▸ **Requirement**
Don't copy the pictures; return every other part of the records exactly.

▸ **Provided data**

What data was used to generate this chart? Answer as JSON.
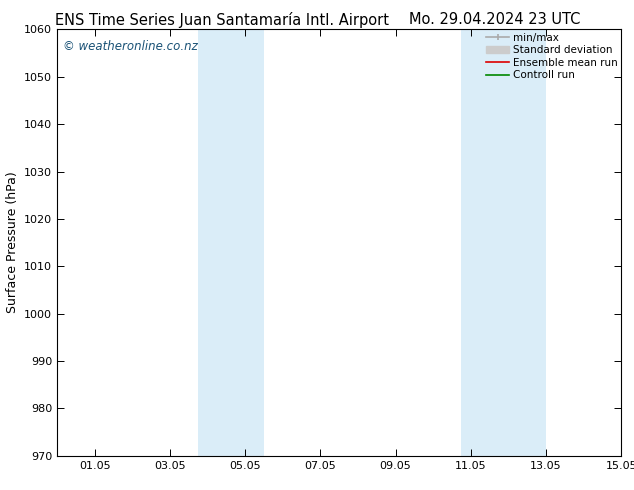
{
  "title_left": "ENS Time Series Juan Santamaría Intl. Airport",
  "title_right": "Mo. 29.04.2024 23 UTC",
  "ylabel": "Surface Pressure (hPa)",
  "ylim": [
    970,
    1060
  ],
  "yticks": [
    970,
    980,
    990,
    1000,
    1010,
    1020,
    1030,
    1040,
    1050,
    1060
  ],
  "xlim": [
    0,
    15
  ],
  "xtick_labels": [
    "01.05",
    "03.05",
    "05.05",
    "07.05",
    "09.05",
    "11.05",
    "13.05",
    "15.05"
  ],
  "xtick_positions": [
    1,
    3,
    5,
    7,
    9,
    11,
    13,
    15
  ],
  "shade_bands": [
    {
      "start": 3.75,
      "end": 5.5,
      "color": "#daedf8"
    },
    {
      "start": 10.75,
      "end": 13.0,
      "color": "#daedf8"
    }
  ],
  "watermark": "© weatheronline.co.nz",
  "watermark_color": "#1a5276",
  "bg_color": "#ffffff",
  "plot_bg_color": "#ffffff",
  "legend_items": [
    {
      "label": "min/max",
      "color": "#aaaaaa",
      "lw": 1.2
    },
    {
      "label": "Standard deviation",
      "color": "#cccccc",
      "lw": 5
    },
    {
      "label": "Ensemble mean run",
      "color": "#dd0000",
      "lw": 1.2
    },
    {
      "label": "Controll run",
      "color": "#008800",
      "lw": 1.2
    }
  ],
  "title_fontsize": 10.5,
  "ylabel_fontsize": 9,
  "tick_fontsize": 8,
  "watermark_fontsize": 8.5,
  "legend_fontsize": 7.5
}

▸ **Solution**
What data was used to generate this chart? Answer as JSON.
{
  "title_left": "ENS Time Series Juan Santamaría Intl. Airport",
  "title_right": "Mo. 29.04.2024 23 UTC",
  "ylabel": "Surface Pressure (hPa)",
  "ylim": [
    970,
    1060
  ],
  "yticks": [
    970,
    980,
    990,
    1000,
    1010,
    1020,
    1030,
    1040,
    1050,
    1060
  ],
  "xlim": [
    0,
    15
  ],
  "xtick_labels": [
    "01.05",
    "03.05",
    "05.05",
    "07.05",
    "09.05",
    "11.05",
    "13.05",
    "15.05"
  ],
  "xtick_positions": [
    1,
    3,
    5,
    7,
    9,
    11,
    13,
    15
  ],
  "shade_bands": [
    {
      "start": 3.75,
      "end": 5.5,
      "color": "#daedf8"
    },
    {
      "start": 10.75,
      "end": 13.0,
      "color": "#daedf8"
    }
  ],
  "watermark": "© weatheronline.co.nz",
  "watermark_color": "#1a5276",
  "bg_color": "#ffffff",
  "plot_bg_color": "#ffffff",
  "legend_items": [
    {
      "label": "min/max",
      "color": "#aaaaaa",
      "lw": 1.2
    },
    {
      "label": "Standard deviation",
      "color": "#cccccc",
      "lw": 5
    },
    {
      "label": "Ensemble mean run",
      "color": "#dd0000",
      "lw": 1.2
    },
    {
      "label": "Controll run",
      "color": "#008800",
      "lw": 1.2
    }
  ],
  "title_fontsize": 10.5,
  "ylabel_fontsize": 9,
  "tick_fontsize": 8,
  "watermark_fontsize": 8.5,
  "legend_fontsize": 7.5
}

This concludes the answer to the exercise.